▶ **What the exercise asks**
In how many lines does the string "comforted" appear? Answer with the number only.
○ ○ ○ ○
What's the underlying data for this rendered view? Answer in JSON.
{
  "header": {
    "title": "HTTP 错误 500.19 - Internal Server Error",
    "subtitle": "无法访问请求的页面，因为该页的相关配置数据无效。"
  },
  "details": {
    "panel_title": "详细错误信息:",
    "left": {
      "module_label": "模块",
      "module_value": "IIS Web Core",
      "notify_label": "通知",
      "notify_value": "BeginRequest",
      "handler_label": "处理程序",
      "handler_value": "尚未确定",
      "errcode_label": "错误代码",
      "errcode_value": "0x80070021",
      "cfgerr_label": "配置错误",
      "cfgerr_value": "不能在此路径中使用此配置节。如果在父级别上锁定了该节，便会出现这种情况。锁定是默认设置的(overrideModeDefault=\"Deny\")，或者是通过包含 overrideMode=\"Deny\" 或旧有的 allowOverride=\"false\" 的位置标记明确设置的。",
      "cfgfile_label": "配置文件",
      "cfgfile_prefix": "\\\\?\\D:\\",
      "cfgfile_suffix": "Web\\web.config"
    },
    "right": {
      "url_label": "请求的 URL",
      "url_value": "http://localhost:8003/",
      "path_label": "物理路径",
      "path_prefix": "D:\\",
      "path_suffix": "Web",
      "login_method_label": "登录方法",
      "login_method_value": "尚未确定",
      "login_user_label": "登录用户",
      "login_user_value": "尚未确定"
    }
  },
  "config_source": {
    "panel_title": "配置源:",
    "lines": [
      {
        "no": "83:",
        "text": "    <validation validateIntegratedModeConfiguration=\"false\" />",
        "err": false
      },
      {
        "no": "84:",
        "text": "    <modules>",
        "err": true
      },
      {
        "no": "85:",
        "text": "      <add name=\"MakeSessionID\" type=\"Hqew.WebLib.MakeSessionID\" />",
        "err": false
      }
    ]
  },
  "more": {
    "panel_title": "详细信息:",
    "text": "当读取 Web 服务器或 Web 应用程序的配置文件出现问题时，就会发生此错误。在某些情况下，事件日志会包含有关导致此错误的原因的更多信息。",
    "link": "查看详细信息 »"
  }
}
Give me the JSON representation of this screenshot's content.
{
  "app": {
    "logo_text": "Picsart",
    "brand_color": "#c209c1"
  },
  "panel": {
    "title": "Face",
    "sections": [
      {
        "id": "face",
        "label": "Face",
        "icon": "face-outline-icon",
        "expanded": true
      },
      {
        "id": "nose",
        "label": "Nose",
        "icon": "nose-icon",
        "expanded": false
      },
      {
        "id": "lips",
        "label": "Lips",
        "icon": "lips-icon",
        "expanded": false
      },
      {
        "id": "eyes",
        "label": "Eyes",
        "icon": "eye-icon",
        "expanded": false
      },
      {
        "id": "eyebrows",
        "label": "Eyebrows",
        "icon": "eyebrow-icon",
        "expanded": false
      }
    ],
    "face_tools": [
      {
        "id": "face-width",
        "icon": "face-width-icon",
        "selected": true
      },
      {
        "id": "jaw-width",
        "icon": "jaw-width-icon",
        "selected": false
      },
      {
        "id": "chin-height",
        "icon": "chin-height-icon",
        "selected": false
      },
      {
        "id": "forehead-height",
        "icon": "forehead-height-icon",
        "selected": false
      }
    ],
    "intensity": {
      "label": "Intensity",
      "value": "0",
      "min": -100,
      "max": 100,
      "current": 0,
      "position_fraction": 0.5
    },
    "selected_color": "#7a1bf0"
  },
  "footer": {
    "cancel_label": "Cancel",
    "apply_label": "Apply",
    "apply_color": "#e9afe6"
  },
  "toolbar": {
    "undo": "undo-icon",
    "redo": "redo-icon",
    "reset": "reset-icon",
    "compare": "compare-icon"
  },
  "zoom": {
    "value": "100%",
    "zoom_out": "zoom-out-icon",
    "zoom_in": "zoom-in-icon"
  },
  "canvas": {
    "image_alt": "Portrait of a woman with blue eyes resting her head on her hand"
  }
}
○ ○ ○ ○
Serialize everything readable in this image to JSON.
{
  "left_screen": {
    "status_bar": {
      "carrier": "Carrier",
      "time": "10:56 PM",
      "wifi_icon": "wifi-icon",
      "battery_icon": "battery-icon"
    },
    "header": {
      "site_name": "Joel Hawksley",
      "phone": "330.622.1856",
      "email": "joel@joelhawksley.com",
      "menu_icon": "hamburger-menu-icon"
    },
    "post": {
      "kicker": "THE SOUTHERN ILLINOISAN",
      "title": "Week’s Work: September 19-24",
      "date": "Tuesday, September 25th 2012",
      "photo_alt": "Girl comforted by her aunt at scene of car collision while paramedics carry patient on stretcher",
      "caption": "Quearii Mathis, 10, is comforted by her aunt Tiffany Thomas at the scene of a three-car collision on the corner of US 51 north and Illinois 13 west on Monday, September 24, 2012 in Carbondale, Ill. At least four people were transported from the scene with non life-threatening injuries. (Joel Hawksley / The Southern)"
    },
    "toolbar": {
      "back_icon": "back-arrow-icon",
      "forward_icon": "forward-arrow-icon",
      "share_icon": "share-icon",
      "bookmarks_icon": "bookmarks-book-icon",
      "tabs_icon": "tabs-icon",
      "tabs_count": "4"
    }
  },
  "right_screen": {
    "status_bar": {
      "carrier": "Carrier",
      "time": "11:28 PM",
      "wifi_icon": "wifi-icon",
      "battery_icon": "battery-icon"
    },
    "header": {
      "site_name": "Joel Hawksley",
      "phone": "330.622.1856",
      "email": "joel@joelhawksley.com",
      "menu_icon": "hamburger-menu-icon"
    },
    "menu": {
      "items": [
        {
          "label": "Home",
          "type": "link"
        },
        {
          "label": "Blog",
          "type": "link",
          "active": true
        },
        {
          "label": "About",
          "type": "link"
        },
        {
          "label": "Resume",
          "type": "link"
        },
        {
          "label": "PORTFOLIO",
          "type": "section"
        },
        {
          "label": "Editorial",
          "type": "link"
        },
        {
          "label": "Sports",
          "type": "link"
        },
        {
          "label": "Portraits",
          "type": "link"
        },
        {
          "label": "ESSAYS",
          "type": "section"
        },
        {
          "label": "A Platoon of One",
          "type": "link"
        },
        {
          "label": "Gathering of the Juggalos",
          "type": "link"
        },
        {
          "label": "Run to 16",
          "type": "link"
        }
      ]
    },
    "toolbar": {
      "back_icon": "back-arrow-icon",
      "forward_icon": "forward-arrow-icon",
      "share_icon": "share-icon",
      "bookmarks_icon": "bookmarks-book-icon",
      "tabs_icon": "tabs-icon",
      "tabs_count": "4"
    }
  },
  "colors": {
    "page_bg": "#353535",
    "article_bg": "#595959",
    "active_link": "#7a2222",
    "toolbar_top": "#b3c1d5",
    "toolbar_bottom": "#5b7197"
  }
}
○ ○ ○ ○
▶ **Solution to this problem**
2